**Exercise prompt**
Quote all of the data below exactly, please.

───── Available data ─────

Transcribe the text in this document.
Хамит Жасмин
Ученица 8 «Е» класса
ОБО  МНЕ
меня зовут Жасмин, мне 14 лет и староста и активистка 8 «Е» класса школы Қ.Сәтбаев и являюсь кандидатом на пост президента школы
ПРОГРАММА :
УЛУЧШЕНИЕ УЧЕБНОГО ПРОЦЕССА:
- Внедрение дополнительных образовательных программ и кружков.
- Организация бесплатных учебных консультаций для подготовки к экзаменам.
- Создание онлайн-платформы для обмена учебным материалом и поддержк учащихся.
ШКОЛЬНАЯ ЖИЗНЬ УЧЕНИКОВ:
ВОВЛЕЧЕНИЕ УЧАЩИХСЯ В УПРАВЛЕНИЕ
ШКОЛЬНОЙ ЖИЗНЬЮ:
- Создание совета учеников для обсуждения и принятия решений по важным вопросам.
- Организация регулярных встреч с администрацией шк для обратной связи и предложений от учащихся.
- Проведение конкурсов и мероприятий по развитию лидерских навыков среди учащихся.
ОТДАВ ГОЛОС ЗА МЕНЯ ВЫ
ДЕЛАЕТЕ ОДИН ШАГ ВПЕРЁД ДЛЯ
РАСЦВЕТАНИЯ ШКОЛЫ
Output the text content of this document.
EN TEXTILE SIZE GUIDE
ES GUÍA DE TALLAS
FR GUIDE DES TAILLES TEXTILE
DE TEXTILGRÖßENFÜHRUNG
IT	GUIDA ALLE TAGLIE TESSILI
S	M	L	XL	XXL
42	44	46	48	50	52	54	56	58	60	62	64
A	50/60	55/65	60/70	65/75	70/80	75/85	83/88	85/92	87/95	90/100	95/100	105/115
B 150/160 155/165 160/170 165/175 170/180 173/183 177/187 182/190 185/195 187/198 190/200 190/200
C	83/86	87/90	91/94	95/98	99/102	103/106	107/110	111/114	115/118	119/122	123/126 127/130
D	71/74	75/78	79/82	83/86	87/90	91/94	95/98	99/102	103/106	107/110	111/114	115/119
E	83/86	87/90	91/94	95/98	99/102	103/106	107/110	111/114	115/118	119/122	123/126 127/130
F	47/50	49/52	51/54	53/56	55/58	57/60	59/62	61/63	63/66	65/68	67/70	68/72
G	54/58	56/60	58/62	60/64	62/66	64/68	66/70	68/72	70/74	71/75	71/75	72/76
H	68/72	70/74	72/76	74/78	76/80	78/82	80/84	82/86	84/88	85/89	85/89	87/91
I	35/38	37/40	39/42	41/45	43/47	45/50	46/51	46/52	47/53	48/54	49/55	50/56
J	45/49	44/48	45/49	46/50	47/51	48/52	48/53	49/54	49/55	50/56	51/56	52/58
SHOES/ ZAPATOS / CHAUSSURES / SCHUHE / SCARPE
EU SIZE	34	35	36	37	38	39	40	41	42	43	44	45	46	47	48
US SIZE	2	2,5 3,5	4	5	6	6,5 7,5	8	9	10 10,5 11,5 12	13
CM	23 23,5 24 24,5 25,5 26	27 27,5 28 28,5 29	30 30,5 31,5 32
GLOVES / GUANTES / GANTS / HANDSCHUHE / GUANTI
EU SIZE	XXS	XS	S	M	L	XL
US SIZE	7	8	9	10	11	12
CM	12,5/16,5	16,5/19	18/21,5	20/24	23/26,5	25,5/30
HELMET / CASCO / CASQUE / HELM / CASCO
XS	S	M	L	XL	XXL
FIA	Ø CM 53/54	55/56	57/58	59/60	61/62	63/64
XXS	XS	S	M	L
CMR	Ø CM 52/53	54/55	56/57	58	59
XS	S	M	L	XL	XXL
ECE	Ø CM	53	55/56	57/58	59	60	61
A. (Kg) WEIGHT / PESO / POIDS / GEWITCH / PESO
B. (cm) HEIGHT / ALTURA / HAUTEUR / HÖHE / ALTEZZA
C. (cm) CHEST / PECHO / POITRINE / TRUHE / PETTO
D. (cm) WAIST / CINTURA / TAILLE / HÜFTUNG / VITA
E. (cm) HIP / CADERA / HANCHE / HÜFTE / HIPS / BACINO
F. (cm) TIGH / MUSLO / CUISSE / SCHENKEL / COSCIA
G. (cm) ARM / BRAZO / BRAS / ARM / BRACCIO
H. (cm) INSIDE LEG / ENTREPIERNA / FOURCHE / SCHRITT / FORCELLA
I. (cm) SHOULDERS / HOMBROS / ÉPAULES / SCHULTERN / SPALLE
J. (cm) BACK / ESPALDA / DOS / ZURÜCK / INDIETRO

─────

**Task solution**
Transcribe the text in this document.
Хамит Жасмин
Ученица 8 «Е» класса
ОБО  МНЕ
меня зовут Жасмин, мне 14 лет и староста и активистка 8 «Е» класса школы Қ.Сәтбаев и являюсь кандидатом на пост президента школы
ПРОГРАММА :
УЛУЧШЕНИЕ УЧЕБНОГО ПРОЦЕССА:
- Внедрение дополнительных образовательных программ и кружков.
- Организация бесплатных учебных консультаций для подготовки к экзаменам.
- Создание онлайн-платформы для обмена учебным материалом и поддержк учащихся.
ШКОЛЬНАЯ ЖИЗНЬ УЧЕНИКОВ:
ВОВЛЕЧЕНИЕ УЧАЩИХСЯ В УПРАВЛЕНИЕ
ШКОЛЬНОЙ ЖИЗНЬЮ:
- Создание совета учеников для обсуждения и принятия решений по важным вопросам.
- Организация регулярных встреч с администрацией шк для обратной связи и предложений от учащихся.
- Проведение конкурсов и мероприятий по развитию лидерских навыков среди учащихся.
ОТДАВ ГОЛОС ЗА МЕНЯ ВЫ
ДЕЛАЕТЕ ОДИН ШАГ ВПЕРЁД ДЛЯ
РАСЦВЕТАНИЯ ШКОЛЫ
Output the text content of this document.
EN TEXTILE SIZE GUIDE
ES GUÍA DE TALLAS
FR GUIDE DES TAILLES TEXTILE
DE TEXTILGRÖßENFÜHRUNG
IT	GUIDA ALLE TAGLIE TESSILI
S	M	L	XL	XXL
42	44	46	48	50	52	54	56	58	60	62	64
A	50/60	55/65	60/70	65/75	70/80	75/85	83/88	85/92	87/95	90/100	95/100	105/115
B 150/160 155/165 160/170 165/175 170/180 173/183 177/187 182/190 185/195 187/198 190/200 190/200
C	83/86	87/90	91/94	95/98	99/102	103/106	107/110	111/114	115/118	119/122	123/126 127/130
D	71/74	75/78	79/82	83/86	87/90	91/94	95/98	99/102	103/106	107/110	111/114	115/119
E	83/86	87/90	91/94	95/98	99/102	103/106	107/110	111/114	115/118	119/122	123/126 127/130
F	47/50	49/52	51/54	53/56	55/58	57/60	59/62	61/63	63/66	65/68	67/70	68/72
G	54/58	56/60	58/62	60/64	62/66	64/68	66/70	68/72	70/74	71/75	71/75	72/76
H	68/72	70/74	72/76	74/78	76/80	78/82	80/84	82/86	84/88	85/89	85/89	87/91
I	35/38	37/40	39/42	41/45	43/47	45/50	46/51	46/52	47/53	48/54	49/55	50/56
J	45/49	44/48	45/49	46/50	47/51	48/52	48/53	49/54	49/55	50/56	51/56	52/58
SHOES/ ZAPATOS / CHAUSSURES / SCHUHE / SCARPE
EU SIZE	34	35	36	37	38	39	40	41	42	43	44	45	46	47	48
US SIZE	2	2,5 3,5	4	5	6	6,5 7,5	8	9	10 10,5 11,5 12	13
CM	23 23,5 24 24,5 25,5 26	27 27,5 28 28,5 29	30 30,5 31,5 32
GLOVES / GUANTES / GANTS / HANDSCHUHE / GUANTI
EU SIZE	XXS	XS	S	M	L	XL
US SIZE	7	8	9	10	11	12
CM	12,5/16,5	16,5/19	18/21,5	20/24	23/26,5	25,5/30
HELMET / CASCO / CASQUE / HELM / CASCO
XS	S	M	L	XL	XXL
FIA	Ø CM 53/54	55/56	57/58	59/60	61/62	63/64
XXS	XS	S	M	L
CMR	Ø CM 52/53	54/55	56/57	58	59
XS	S	M	L	XL	XXL
ECE	Ø CM	53	55/56	57/58	59	60	61
A. (Kg) WEIGHT / PESO / POIDS / GEWITCH / PESO
B. (cm) HEIGHT / ALTURA / HAUTEUR / HÖHE / ALTEZZA
C. (cm) CHEST / PECHO / POITRINE / TRUHE / PETTO
D. (cm) WAIST / CINTURA / TAILLE / HÜFTUNG / VITA
E. (cm) HIP / CADERA / HANCHE / HÜFTE / HIPS / BACINO
F. (cm) TIGH / MUSLO / CUISSE / SCHENKEL / COSCIA
G. (cm) ARM / BRAZO / BRAS / ARM / BRACCIO
H. (cm) INSIDE LEG / ENTREPIERNA / FOURCHE / SCHRITT / FORCELLA
I. (cm) SHOULDERS / HOMBROS / ÉPAULES / SCHULTERN / SPALLE
J. (cm) BACK / ESPALDA / DOS / ZURÜCK / INDIETRO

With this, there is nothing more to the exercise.